# [Exercise]
From the listing below, copy every line with the word "config".

# [Given records]
[Begin]

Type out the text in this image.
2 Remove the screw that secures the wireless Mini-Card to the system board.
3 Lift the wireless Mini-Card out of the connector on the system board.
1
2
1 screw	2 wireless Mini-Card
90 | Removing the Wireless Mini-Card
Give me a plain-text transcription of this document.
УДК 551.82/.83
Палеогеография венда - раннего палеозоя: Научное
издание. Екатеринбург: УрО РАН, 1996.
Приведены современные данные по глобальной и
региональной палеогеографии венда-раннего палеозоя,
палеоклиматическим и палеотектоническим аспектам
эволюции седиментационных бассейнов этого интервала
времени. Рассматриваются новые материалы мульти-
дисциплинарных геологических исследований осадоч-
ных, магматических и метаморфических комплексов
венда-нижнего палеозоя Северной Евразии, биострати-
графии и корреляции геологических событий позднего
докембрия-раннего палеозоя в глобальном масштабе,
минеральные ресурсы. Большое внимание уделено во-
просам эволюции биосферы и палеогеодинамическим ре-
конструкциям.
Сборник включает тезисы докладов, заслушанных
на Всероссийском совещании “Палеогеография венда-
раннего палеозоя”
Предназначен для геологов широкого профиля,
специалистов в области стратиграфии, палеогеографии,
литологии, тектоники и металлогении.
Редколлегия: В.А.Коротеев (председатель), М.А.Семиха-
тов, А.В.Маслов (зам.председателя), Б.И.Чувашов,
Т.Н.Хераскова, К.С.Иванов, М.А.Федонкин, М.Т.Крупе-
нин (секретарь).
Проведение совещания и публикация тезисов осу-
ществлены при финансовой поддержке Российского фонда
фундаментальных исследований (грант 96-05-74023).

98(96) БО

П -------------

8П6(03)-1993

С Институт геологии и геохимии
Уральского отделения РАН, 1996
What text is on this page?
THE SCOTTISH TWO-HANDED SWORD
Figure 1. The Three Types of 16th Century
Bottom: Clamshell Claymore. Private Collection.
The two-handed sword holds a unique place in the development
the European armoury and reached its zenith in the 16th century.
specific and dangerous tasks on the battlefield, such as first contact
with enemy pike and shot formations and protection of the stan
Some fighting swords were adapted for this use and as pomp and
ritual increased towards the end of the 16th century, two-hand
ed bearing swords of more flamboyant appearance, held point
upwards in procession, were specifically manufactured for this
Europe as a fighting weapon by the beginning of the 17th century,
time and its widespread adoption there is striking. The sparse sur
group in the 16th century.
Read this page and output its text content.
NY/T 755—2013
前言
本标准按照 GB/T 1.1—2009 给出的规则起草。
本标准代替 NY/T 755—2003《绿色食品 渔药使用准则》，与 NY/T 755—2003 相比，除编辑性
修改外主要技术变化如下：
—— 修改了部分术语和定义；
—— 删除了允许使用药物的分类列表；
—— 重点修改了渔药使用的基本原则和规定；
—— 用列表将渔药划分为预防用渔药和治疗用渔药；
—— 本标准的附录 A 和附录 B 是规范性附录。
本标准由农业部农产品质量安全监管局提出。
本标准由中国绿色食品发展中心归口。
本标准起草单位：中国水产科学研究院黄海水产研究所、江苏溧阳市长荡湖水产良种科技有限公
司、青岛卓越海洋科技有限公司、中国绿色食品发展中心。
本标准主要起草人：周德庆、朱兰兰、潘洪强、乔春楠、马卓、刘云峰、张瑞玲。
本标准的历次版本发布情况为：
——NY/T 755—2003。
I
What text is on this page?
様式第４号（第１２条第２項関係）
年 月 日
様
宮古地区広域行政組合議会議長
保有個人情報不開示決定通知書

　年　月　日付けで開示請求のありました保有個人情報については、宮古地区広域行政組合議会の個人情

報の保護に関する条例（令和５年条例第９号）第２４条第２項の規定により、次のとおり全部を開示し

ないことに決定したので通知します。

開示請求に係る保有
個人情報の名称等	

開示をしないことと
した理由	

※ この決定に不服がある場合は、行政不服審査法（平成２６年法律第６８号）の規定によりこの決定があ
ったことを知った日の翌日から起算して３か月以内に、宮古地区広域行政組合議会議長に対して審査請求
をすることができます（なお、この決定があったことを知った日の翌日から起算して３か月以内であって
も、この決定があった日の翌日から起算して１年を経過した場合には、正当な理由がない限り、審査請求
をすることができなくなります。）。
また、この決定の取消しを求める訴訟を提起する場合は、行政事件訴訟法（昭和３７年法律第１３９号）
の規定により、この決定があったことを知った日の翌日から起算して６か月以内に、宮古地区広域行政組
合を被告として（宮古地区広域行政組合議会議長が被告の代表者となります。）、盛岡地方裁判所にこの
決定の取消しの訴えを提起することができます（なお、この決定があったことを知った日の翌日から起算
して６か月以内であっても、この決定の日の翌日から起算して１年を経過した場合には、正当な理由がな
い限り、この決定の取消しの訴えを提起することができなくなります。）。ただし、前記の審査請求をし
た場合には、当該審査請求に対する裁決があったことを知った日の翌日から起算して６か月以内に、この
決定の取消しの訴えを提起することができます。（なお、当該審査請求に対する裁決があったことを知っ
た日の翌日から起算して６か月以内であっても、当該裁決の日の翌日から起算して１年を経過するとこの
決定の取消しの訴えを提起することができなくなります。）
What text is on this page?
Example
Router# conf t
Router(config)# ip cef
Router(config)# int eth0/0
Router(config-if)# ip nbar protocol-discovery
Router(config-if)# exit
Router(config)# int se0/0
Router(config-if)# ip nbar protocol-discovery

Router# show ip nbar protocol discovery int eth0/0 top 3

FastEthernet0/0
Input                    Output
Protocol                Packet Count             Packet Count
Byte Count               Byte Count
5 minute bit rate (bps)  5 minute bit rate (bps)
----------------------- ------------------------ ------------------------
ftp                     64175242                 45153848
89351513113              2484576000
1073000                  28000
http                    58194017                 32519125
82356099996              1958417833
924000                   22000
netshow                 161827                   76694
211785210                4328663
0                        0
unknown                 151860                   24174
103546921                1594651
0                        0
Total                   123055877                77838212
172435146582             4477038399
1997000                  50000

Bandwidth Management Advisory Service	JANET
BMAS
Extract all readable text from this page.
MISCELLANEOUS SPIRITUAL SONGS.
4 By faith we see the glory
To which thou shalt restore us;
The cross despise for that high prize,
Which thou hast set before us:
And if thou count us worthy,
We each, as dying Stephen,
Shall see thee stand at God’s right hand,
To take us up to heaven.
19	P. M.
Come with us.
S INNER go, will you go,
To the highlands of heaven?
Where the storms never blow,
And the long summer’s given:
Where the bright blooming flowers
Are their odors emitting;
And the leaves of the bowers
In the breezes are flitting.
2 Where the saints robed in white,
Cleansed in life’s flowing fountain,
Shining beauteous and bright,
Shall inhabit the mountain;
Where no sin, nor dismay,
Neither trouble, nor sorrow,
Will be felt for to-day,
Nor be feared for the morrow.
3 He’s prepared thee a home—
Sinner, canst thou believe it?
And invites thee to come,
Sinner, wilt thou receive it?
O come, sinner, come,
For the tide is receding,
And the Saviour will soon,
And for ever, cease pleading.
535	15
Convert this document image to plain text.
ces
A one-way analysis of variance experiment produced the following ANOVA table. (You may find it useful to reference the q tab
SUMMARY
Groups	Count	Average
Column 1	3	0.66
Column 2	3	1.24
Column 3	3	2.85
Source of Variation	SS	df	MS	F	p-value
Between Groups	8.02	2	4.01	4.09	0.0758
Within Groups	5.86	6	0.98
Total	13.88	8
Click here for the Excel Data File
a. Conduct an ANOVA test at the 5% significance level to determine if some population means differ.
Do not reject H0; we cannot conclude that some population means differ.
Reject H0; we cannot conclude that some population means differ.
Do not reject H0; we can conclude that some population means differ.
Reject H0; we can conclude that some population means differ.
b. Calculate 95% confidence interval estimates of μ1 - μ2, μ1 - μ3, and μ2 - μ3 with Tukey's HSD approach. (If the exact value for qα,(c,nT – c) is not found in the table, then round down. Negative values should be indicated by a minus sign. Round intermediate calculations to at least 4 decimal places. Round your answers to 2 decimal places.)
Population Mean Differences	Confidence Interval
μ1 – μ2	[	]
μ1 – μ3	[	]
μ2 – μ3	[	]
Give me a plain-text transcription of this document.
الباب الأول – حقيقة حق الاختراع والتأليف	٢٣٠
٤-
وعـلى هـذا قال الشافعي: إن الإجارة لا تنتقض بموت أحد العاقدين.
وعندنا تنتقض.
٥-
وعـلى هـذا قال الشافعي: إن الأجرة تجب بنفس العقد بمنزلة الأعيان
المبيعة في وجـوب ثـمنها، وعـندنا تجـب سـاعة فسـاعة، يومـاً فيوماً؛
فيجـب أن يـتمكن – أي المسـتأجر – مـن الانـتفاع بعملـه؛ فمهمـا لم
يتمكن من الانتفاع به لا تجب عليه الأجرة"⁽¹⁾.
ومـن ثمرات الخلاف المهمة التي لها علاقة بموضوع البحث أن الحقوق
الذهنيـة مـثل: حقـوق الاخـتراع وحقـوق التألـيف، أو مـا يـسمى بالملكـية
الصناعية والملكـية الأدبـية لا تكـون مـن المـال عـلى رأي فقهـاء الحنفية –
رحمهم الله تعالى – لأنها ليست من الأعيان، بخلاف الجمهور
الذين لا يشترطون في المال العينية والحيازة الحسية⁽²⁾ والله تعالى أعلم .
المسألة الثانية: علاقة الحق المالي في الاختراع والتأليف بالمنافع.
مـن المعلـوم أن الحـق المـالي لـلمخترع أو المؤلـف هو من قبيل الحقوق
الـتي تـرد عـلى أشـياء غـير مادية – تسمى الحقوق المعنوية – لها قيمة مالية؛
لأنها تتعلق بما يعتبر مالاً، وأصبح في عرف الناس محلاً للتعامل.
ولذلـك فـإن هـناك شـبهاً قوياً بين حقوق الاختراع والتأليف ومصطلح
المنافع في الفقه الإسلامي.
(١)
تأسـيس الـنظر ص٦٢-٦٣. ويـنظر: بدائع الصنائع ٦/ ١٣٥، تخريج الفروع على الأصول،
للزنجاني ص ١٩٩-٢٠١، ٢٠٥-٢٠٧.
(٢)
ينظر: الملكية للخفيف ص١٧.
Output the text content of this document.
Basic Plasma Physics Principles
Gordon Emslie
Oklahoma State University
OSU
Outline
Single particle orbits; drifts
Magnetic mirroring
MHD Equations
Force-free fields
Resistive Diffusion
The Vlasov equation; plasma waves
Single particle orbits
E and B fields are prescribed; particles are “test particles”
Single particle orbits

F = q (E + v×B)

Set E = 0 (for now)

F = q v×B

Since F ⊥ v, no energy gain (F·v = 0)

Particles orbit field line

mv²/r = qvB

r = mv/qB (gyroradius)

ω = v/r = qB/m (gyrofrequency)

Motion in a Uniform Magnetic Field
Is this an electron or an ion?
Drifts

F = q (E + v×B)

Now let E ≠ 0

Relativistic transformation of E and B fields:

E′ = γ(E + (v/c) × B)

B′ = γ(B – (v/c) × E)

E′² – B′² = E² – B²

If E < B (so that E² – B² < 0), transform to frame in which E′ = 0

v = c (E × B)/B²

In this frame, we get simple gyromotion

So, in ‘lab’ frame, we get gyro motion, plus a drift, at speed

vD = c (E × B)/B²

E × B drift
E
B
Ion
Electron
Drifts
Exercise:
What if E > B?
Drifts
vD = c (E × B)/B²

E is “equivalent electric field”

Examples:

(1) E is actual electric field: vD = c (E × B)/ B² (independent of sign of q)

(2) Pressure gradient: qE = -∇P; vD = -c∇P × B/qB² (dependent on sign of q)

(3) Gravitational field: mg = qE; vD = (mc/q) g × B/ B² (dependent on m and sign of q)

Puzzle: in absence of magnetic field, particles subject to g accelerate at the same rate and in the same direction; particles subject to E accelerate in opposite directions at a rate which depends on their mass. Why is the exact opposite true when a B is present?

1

[End]

# [Full output]
Router(config)# ip cef
Router(config)# int eth0/0
Router(config-if)# ip nbar protocol-discovery
Router(config-if)# exit
Router(config)# int se0/0
Router(config-if)# ip nbar protocol-discovery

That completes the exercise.